**EXCERPT PROVIDED**

§ §

Sonoma County's Future

Extrapolating from the past is fairly easy. Figuring out the unknown changes is more difficult. I've been around Sonoma County for a few decades and have seen the changes. So looking at where we were is one way to predict the next couple decades. The other is to look at our neighbor, Napa Valley, as they may already be where Sonoma is going. Or, as Yogi once said, "The future ain't what it used to be." Can't argue with that.

Yountville in Napa Valley is too cute and trendy for local working stiffs
Over a million dollars for a small three-bedroom!

What were once family-owned small operations, often in a converted barn or in their home, are probably now owned by a corporation. Old Italian guys making wine in open-top redwood casks? Nope. Bringing in your own jug to have them fill it with Zinfandel or Petite Sirah? Nope.

The old timers like Chateau St. Jean, Kenwood Vineyards, Ravenswood are no longer owned by the families that started them. Then there are "fantasy wineries" like Coppola and Ferrari-Carano where their wine seems to be secondary to the theme park atmosphere.

Where we're going: Big money destination wineries like you see in Napa Valley, such as Darioush and the Castello di Amorosa may become more common. It's gotten very expensive to start up a new winery and it's very competitive. For those few that have started and maintain a successful winery they'll probably be offered millions to sell.

§ §

**DATASET SECTION**
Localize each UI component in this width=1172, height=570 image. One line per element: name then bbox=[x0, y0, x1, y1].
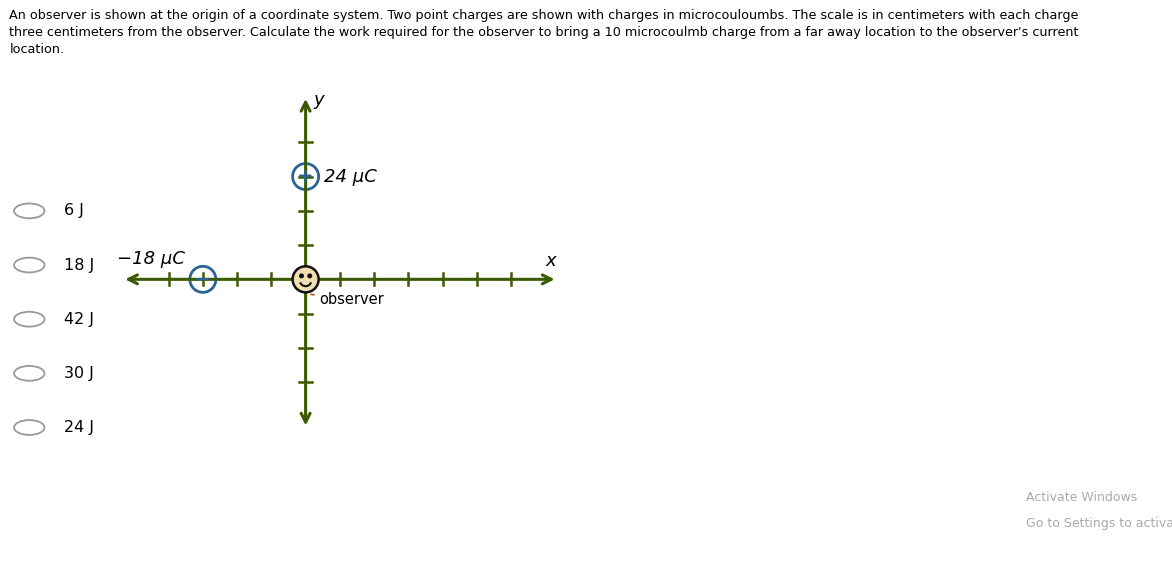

§ §

**SET OF TASKS**
a. According to the excerpt on Sonoma County's future, which wineries are no longer owned by the families that started them?
b. Return the wording of the excerpt on Sonoma County's future between "What were once" and "millions to sell.", inclusive.

**TASK-BY-TASK RESULTS**
a. Chateau St. Jean, Kenwood Vineyards, and Ravenswood.

b.
What were once family-owned small operations, often in a converted barn or in their home, are probably now owned by a corporation. Old Italian guys making wine in open-top redwood casks? Nope. Bringing in your own jug to have them fill it with Zinfandel or Petite Sirah? Nope.

The old timers like Chateau St. Jean, Kenwood Vineyards, Ravenswood are no longer owned by the families that started them. Then there are "fantasy wineries" like Coppola and Ferrari-Carano where their wine seems to be secondary to the theme park atmosphere.

Where we're going: Big money destination wineries like you see in Napa Valley, such as Darioush and the Castello di Amorosa may become more common. It's gotten very expensive to start up a new winery and it's very competitive. For those few that have started and maintain a successful winery they'll probably be offered millions to sell.